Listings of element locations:
↓↓↓

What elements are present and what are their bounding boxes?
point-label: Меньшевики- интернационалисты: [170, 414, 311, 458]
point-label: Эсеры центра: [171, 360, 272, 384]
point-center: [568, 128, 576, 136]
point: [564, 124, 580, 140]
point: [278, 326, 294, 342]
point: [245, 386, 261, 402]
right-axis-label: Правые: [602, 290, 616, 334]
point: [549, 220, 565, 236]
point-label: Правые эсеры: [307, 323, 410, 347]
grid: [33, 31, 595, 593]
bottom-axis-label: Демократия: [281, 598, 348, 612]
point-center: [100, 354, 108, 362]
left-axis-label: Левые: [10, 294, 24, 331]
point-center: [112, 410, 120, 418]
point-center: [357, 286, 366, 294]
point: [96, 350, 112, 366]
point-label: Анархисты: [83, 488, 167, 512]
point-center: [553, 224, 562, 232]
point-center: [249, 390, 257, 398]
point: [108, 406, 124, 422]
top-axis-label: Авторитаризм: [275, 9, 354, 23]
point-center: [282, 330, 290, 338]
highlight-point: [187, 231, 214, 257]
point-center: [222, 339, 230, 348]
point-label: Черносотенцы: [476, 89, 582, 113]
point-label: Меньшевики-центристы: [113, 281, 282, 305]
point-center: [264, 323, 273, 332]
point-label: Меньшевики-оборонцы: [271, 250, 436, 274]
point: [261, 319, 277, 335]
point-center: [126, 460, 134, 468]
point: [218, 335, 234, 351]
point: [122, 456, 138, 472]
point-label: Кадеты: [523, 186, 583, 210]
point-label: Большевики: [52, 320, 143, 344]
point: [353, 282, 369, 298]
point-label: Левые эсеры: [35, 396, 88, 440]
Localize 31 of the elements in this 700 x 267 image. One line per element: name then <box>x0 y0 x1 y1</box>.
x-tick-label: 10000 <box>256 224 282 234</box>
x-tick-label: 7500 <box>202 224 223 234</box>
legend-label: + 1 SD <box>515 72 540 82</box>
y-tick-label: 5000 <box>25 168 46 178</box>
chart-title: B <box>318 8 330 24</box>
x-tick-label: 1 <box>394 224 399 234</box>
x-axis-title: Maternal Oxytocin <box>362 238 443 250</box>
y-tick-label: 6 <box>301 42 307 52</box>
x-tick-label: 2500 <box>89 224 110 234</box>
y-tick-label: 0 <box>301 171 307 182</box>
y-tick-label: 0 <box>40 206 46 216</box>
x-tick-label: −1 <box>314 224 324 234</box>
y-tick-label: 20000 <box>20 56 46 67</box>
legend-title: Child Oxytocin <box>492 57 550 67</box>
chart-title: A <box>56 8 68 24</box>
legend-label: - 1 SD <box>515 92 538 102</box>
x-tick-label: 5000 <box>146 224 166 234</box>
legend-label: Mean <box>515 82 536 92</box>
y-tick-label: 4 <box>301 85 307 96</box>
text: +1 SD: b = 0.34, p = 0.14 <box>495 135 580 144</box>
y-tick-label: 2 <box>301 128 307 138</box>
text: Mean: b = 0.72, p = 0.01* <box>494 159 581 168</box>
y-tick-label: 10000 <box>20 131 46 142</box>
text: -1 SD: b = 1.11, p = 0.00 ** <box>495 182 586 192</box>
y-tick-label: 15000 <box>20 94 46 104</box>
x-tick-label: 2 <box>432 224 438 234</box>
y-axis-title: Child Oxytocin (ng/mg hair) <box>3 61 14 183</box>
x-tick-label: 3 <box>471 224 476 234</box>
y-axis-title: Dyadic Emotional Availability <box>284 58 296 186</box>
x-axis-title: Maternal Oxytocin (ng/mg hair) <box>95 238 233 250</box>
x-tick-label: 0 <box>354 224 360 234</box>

↑↑↑

OBJECTIVE | Please copy all of the entries above line for line, with nothing changed.

RESPONSE TO THE TASK |
What elements are present and what are their bounding boxes?
point-label: Меньшевики- интернационалисты: [170, 414, 311, 458]
point-label: Эсеры центра: [171, 360, 272, 384]
point-center: [568, 128, 576, 136]
point: [564, 124, 580, 140]
point: [278, 326, 294, 342]
point: [245, 386, 261, 402]
right-axis-label: Правые: [602, 290, 616, 334]
point: [549, 220, 565, 236]
point-label: Правые эсеры: [307, 323, 410, 347]
grid: [33, 31, 595, 593]
bottom-axis-label: Демократия: [281, 598, 348, 612]
point-center: [100, 354, 108, 362]
left-axis-label: Левые: [10, 294, 24, 331]
point-center: [112, 410, 120, 418]
point-center: [357, 286, 366, 294]
point: [96, 350, 112, 366]
point-label: Анархисты: [83, 488, 167, 512]
point-center: [553, 224, 562, 232]
point-center: [249, 390, 257, 398]
point: [108, 406, 124, 422]
top-axis-label: Авторитаризм: [275, 9, 354, 23]
point-center: [282, 330, 290, 338]
highlight-point: [187, 231, 214, 257]
point-center: [222, 339, 230, 348]
point-label: Черносотенцы: [476, 89, 582, 113]
point-label: Меньшевики-центристы: [113, 281, 282, 305]
point-center: [264, 323, 273, 332]
point-label: Меньшевики-оборонцы: [271, 250, 436, 274]
point: [261, 319, 277, 335]
point-center: [126, 460, 134, 468]
point: [218, 335, 234, 351]
point: [122, 456, 138, 472]
point-label: Кадеты: [523, 186, 583, 210]
point-label: Большевики: [52, 320, 143, 344]
point: [353, 282, 369, 298]
point-label: Левые эсеры: [35, 396, 88, 440]
Localize 31 of the elements in this 700 x 267 image. One line per element: name then <box>x0 y0 x1 y1</box>.
x-tick-label: 10000 <box>256 224 282 234</box>
x-tick-label: 7500 <box>202 224 223 234</box>
legend-label: + 1 SD <box>515 72 540 82</box>
y-tick-label: 5000 <box>25 168 46 178</box>
chart-title: B <box>318 8 330 24</box>
x-tick-label: 1 <box>394 224 399 234</box>
x-axis-title: Maternal Oxytocin <box>362 238 443 250</box>
y-tick-label: 6 <box>301 42 307 52</box>
x-tick-label: 2500 <box>89 224 110 234</box>
y-tick-label: 0 <box>301 171 307 182</box>
y-tick-label: 0 <box>40 206 46 216</box>
x-tick-label: −1 <box>314 224 324 234</box>
y-tick-label: 20000 <box>20 56 46 67</box>
legend-title: Child Oxytocin <box>492 57 550 67</box>
chart-title: A <box>56 8 68 24</box>
legend-label: - 1 SD <box>515 92 538 102</box>
x-tick-label: 5000 <box>146 224 166 234</box>
legend-label: Mean <box>515 82 536 92</box>
y-tick-label: 4 <box>301 85 307 96</box>
text: +1 SD: b = 0.34, p = 0.14 <box>495 135 580 144</box>
y-tick-label: 2 <box>301 128 307 138</box>
text: Mean: b = 0.72, p = 0.01* <box>494 159 581 168</box>
y-tick-label: 10000 <box>20 131 46 142</box>
text: -1 SD: b = 1.11, p = 0.00 ** <box>495 182 586 192</box>
y-tick-label: 15000 <box>20 94 46 104</box>
x-tick-label: 2 <box>432 224 438 234</box>
y-axis-title: Child Oxytocin (ng/mg hair) <box>3 61 14 183</box>
x-tick-label: 3 <box>471 224 476 234</box>
y-axis-title: Dyadic Emotional Availability <box>284 58 296 186</box>
x-axis-title: Maternal Oxytocin (ng/mg hair) <box>95 238 233 250</box>
x-tick-label: 0 <box>354 224 360 234</box>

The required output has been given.